Task prompt:
Copy out every line exactly, passing over the pictures.

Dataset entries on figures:

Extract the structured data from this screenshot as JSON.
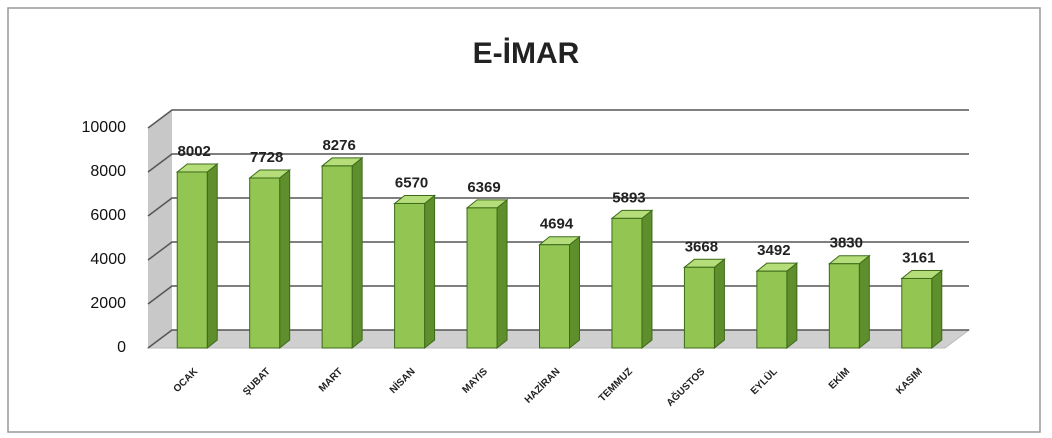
{
  "chart_data": {
    "type": "bar",
    "title": "E-İMAR",
    "categories": [
      "OCAK",
      "ŞUBAT",
      "MART",
      "NİSAN",
      "MAYIS",
      "HAZİRAN",
      "TEMMUZ",
      "AĞUSTOS",
      "EYLÜL",
      "EKİM",
      "KASIM"
    ],
    "values": [
      8002,
      7728,
      8276,
      6570,
      6369,
      4694,
      5893,
      3668,
      3492,
      3830,
      3161
    ],
    "color": "#93c552",
    "ylim": [
      0,
      10000
    ],
    "yticks": [
      0,
      2000,
      4000,
      6000,
      8000,
      10000
    ],
    "grid": true
  }
}
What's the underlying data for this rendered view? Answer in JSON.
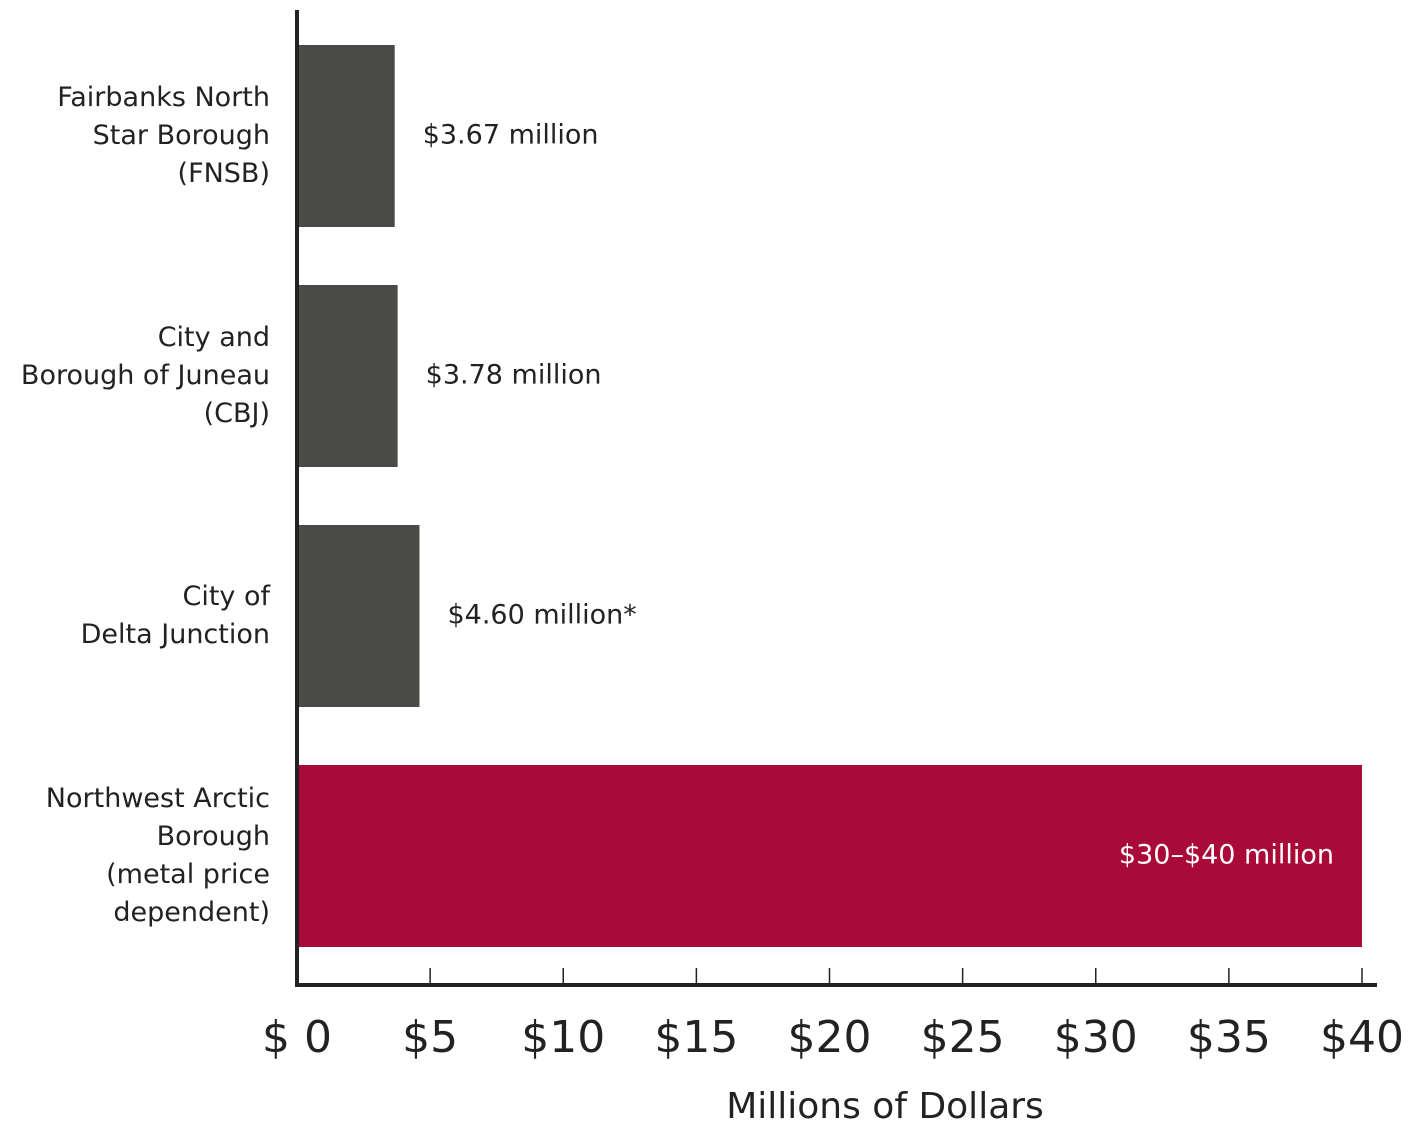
{
  "chart_data": {
    "type": "hbar",
    "categories": [
      "Fairbanks North\nStar Borough\n(FNSB)",
      "City and\nBorough of Juneau\n(CBJ)",
      "City of\nDelta Junction",
      "Northwest Arctic\nBorough\n(metal price\ndependent)"
    ],
    "values": [
      3.67,
      3.78,
      4.6,
      40
    ],
    "value_labels": [
      "$3.67 million",
      "$3.78 million",
      "$4.60 million*",
      "$30–$40  million"
    ],
    "colors": [
      "#4a4b47",
      "#4a4b47",
      "#4a4b47",
      "#a90a38"
    ],
    "xlim": [
      0,
      40
    ],
    "xticks": [
      {
        "value": 0,
        "label": "$ 0"
      },
      {
        "value": 5,
        "label": "$5"
      },
      {
        "value": 10,
        "label": "$10"
      },
      {
        "value": 15,
        "label": "$15"
      },
      {
        "value": 20,
        "label": "$20"
      },
      {
        "value": 25,
        "label": "$25"
      },
      {
        "value": 30,
        "label": "$30"
      },
      {
        "value": 35,
        "label": "$35"
      },
      {
        "value": 40,
        "label": "$40"
      }
    ],
    "xlabel": "Millions of Dollars"
  }
}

Expected answer:
Extract the structured data from this screenshot as JSON.
{
  "chart_data": {
    "type": "bar",
    "title": "E-İMAR",
    "categories": [
      "OCAK",
      "ŞUBAT",
      "MART",
      "NİSAN",
      "MAYIS",
      "HAZİRAN",
      "TEMMUZ",
      "AĞUSTOS",
      "EYLÜL",
      "EKİM",
      "KASIM"
    ],
    "values": [
      8002,
      7728,
      8276,
      6570,
      6369,
      4694,
      5893,
      3668,
      3492,
      3830,
      3161
    ],
    "color": "#93c552",
    "ylim": [
      0,
      10000
    ],
    "yticks": [
      0,
      2000,
      4000,
      6000,
      8000,
      10000
    ],
    "grid": true
  }
}
What's the underlying data for this rendered view? Answer in JSON.
{
  "chart_data": {
    "type": "hbar",
    "categories": [
      "Fairbanks North\nStar Borough\n(FNSB)",
      "City and\nBorough of Juneau\n(CBJ)",
      "City of\nDelta Junction",
      "Northwest Arctic\nBorough\n(metal price\ndependent)"
    ],
    "values": [
      3.67,
      3.78,
      4.6,
      40
    ],
    "value_labels": [
      "$3.67 million",
      "$3.78 million",
      "$4.60 million*",
      "$30–$40  million"
    ],
    "colors": [
      "#4a4b47",
      "#4a4b47",
      "#4a4b47",
      "#a90a38"
    ],
    "xlim": [
      0,
      40
    ],
    "xticks": [
      {
        "value": 0,
        "label": "$ 0"
      },
      {
        "value": 5,
        "label": "$5"
      },
      {
        "value": 10,
        "label": "$10"
      },
      {
        "value": 15,
        "label": "$15"
      },
      {
        "value": 20,
        "label": "$20"
      },
      {
        "value": 25,
        "label": "$25"
      },
      {
        "value": 30,
        "label": "$30"
      },
      {
        "value": 35,
        "label": "$35"
      },
      {
        "value": 40,
        "label": "$40"
      }
    ],
    "xlabel": "Millions of Dollars"
  }
}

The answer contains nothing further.